▶ [Set exercise]
Work out how many lines hold the string "области". Give that number and nothing more.

▶ [Raw records]
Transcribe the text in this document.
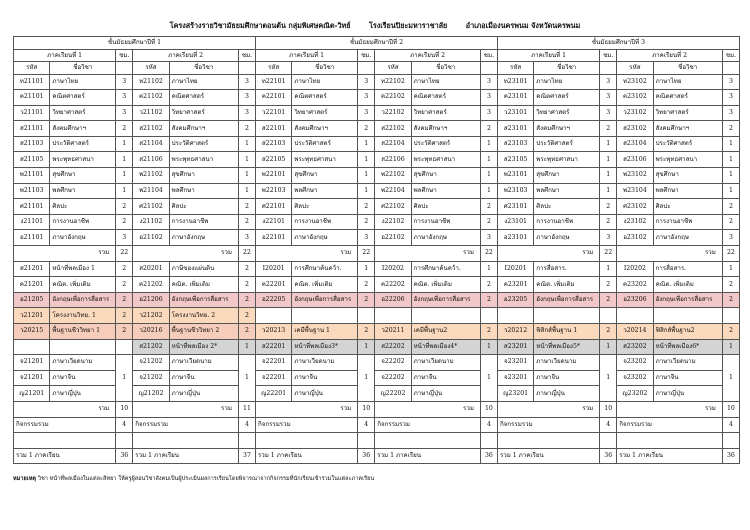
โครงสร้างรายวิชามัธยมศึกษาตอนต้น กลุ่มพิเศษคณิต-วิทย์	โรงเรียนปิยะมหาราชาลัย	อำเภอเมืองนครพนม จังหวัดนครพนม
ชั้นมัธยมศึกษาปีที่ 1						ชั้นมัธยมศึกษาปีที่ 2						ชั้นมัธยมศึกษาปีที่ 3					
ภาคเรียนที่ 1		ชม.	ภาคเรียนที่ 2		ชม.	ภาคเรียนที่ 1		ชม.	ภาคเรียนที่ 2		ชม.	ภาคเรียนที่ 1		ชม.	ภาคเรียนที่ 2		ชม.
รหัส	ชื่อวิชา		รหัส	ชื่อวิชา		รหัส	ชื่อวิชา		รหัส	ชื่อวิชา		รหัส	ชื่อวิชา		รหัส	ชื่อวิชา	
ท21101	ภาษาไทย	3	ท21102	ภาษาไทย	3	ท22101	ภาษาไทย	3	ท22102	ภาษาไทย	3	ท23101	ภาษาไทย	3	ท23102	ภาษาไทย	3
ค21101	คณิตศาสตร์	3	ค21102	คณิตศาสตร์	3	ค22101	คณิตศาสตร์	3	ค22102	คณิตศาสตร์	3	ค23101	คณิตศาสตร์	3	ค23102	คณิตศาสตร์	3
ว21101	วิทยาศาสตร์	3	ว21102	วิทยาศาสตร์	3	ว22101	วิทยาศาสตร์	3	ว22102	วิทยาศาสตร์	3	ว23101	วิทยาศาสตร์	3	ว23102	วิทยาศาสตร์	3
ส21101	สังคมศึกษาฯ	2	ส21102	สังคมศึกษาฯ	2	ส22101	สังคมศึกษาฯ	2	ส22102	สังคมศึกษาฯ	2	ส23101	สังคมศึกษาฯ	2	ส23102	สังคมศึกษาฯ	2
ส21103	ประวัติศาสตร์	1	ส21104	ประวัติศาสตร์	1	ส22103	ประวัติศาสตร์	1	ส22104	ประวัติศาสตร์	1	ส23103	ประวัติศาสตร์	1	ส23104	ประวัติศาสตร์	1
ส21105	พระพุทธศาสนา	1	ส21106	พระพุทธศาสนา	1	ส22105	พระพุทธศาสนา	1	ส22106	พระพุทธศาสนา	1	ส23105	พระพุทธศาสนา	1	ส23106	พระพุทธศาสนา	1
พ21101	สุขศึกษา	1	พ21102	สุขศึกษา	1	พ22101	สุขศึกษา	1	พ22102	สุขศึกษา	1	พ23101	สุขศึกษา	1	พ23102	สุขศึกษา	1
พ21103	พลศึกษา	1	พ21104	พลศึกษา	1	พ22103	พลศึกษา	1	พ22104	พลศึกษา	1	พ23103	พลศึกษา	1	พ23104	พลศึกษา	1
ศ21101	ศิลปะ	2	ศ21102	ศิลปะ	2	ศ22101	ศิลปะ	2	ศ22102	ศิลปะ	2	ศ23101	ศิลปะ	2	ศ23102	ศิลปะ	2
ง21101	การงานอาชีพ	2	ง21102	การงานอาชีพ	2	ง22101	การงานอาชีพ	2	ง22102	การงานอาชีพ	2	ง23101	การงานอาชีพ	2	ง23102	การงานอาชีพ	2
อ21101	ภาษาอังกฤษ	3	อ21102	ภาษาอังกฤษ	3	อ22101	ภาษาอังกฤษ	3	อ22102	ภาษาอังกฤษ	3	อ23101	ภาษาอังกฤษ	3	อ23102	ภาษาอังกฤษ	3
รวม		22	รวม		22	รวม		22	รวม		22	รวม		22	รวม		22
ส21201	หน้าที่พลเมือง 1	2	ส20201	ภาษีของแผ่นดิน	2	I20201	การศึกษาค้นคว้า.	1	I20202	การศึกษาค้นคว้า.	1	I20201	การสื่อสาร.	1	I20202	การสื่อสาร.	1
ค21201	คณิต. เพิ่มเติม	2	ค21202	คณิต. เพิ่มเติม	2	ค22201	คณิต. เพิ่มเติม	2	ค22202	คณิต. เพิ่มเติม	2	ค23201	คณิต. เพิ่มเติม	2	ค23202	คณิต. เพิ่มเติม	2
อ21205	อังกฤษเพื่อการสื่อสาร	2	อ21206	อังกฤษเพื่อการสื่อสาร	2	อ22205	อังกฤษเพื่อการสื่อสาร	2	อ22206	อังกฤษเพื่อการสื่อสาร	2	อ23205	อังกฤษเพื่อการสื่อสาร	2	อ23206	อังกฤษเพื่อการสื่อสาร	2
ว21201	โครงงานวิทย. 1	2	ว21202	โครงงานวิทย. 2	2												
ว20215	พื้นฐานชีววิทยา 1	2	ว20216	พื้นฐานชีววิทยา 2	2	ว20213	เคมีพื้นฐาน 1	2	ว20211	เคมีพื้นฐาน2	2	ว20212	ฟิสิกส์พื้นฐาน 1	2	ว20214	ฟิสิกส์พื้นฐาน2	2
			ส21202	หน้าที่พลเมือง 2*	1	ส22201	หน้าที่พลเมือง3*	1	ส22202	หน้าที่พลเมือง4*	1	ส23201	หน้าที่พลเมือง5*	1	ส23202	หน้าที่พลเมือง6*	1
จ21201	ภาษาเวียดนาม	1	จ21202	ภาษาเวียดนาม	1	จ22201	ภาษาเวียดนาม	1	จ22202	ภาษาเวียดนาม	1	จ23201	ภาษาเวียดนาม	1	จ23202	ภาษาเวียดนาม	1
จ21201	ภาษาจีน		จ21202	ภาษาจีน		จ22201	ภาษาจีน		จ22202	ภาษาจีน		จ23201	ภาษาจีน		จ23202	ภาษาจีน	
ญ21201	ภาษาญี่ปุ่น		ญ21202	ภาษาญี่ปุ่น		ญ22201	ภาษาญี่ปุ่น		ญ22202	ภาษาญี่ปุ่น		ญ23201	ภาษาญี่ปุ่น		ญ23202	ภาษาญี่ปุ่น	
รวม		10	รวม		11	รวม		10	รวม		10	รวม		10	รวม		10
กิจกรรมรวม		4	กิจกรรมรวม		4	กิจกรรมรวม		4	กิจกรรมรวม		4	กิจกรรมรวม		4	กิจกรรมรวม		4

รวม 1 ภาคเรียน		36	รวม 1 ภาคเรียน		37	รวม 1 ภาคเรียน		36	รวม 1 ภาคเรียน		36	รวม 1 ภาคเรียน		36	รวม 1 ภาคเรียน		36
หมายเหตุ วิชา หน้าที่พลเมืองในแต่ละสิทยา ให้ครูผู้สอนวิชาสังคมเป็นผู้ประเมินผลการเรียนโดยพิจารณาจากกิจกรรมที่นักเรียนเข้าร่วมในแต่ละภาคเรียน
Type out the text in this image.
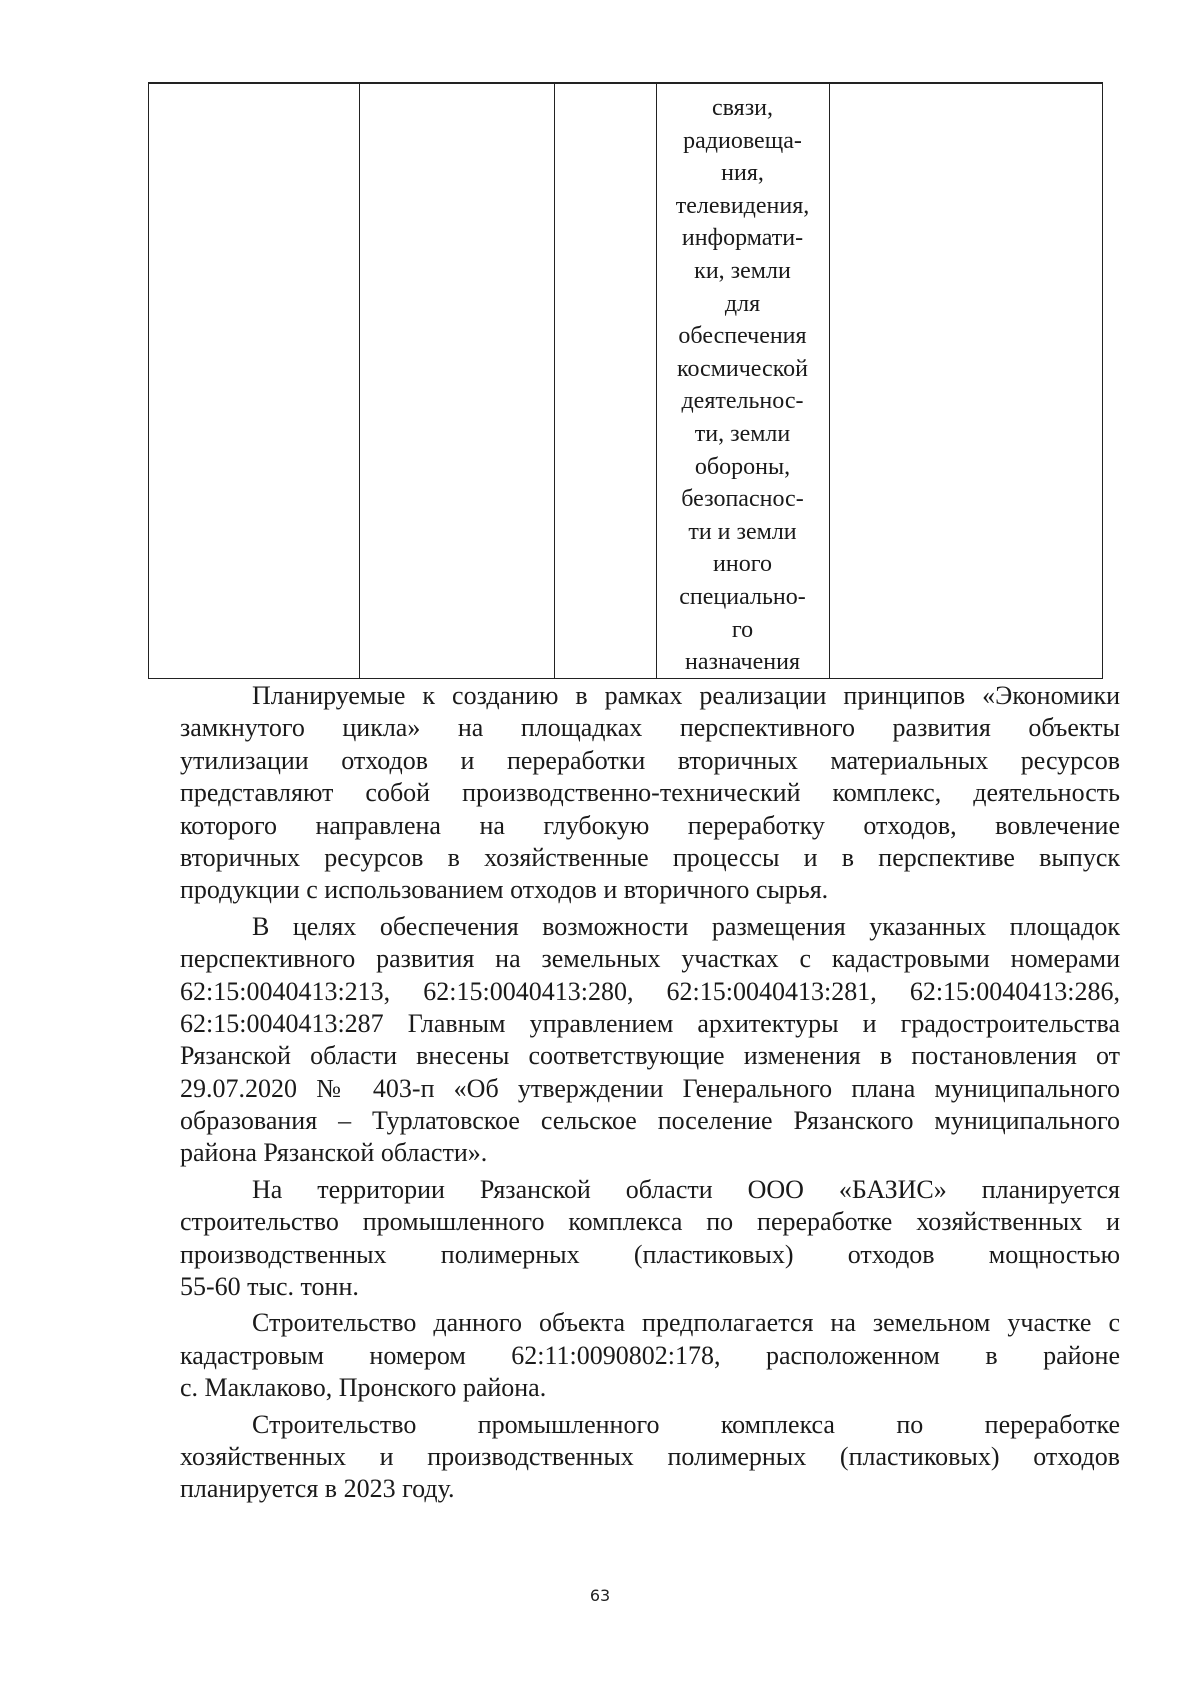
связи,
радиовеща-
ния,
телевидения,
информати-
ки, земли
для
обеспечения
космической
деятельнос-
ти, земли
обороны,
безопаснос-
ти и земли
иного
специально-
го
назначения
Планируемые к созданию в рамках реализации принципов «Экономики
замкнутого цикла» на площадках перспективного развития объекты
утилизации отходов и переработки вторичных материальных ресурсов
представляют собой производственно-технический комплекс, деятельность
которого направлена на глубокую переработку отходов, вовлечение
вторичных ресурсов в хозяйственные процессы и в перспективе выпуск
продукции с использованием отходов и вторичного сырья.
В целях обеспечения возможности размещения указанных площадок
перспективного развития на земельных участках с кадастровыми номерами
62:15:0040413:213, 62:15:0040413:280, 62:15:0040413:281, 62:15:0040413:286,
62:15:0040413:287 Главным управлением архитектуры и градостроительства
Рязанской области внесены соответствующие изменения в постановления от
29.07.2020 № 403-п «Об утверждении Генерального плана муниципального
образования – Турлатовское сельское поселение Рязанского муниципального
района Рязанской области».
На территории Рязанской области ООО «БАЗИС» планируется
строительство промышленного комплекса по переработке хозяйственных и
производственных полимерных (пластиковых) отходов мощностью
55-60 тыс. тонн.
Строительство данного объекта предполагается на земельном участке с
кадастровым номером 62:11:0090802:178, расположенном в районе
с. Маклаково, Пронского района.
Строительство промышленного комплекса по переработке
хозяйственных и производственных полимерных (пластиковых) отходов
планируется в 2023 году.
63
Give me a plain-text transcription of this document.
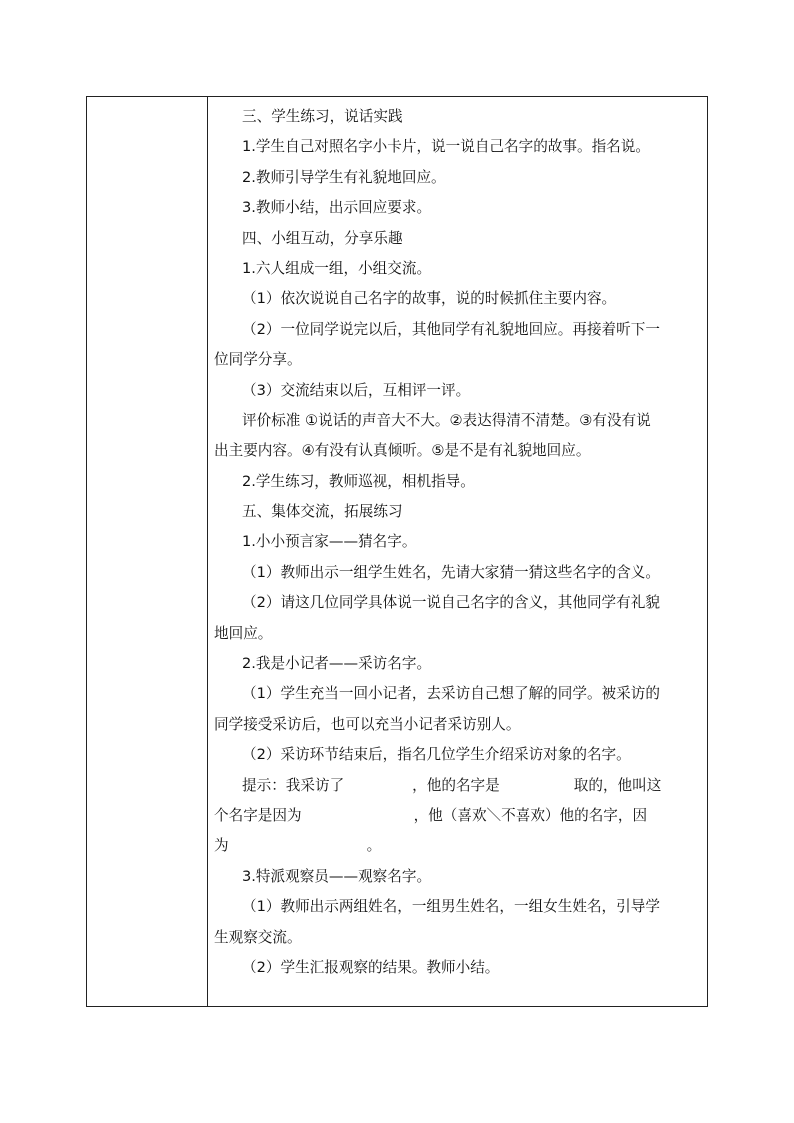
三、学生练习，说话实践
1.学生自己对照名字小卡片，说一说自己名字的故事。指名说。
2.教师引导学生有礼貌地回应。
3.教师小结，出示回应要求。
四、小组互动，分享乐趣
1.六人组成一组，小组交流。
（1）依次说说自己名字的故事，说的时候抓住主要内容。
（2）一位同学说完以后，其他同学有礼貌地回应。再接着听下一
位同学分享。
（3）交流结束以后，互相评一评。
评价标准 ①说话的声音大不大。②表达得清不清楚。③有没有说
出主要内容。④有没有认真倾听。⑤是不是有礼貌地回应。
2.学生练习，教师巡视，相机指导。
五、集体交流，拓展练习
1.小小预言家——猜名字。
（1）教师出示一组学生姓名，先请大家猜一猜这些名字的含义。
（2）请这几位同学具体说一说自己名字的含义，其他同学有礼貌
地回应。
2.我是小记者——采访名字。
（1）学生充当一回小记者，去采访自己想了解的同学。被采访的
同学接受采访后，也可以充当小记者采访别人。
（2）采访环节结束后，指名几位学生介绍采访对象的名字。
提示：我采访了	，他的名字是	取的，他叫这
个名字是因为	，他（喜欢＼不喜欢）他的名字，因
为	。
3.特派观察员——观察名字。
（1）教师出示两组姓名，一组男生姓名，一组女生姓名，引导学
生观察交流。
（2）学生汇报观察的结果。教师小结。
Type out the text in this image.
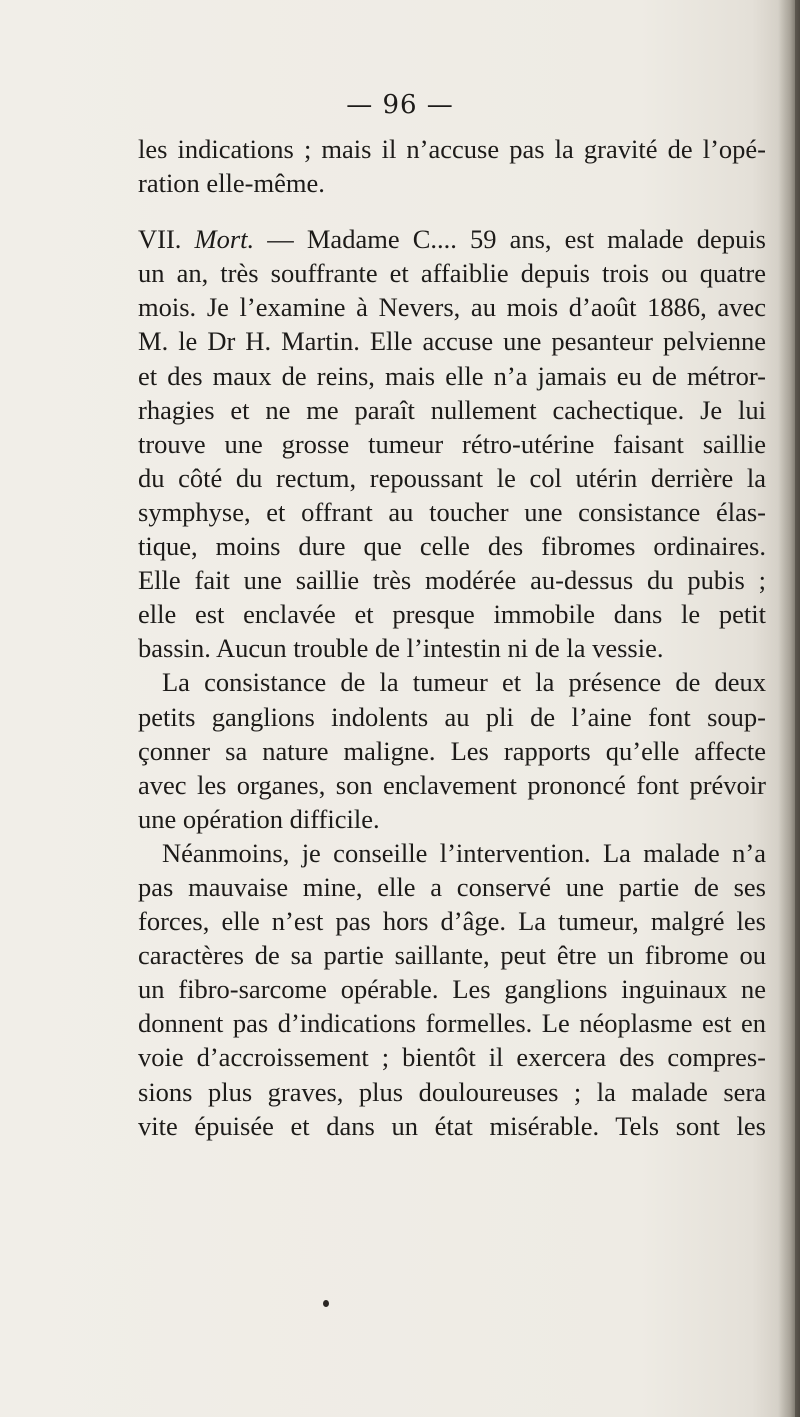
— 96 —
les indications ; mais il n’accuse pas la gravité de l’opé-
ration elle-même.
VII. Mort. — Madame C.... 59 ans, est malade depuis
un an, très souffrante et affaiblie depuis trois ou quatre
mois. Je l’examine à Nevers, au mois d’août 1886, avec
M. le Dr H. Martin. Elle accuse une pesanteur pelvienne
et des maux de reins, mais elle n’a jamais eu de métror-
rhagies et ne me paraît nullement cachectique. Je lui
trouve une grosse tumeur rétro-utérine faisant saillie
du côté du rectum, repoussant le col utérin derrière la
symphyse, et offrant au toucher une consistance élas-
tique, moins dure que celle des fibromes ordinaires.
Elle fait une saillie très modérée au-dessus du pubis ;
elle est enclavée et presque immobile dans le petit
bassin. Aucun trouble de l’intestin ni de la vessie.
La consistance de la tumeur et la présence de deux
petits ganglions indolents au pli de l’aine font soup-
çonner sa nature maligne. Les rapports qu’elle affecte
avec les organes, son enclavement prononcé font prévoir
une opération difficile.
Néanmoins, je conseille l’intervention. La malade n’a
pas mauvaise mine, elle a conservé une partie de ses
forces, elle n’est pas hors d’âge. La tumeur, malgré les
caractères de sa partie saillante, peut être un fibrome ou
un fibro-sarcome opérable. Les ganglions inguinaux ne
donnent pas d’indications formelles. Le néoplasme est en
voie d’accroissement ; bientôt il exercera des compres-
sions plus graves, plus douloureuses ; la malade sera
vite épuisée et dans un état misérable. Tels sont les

▶ [Solved exercise]
3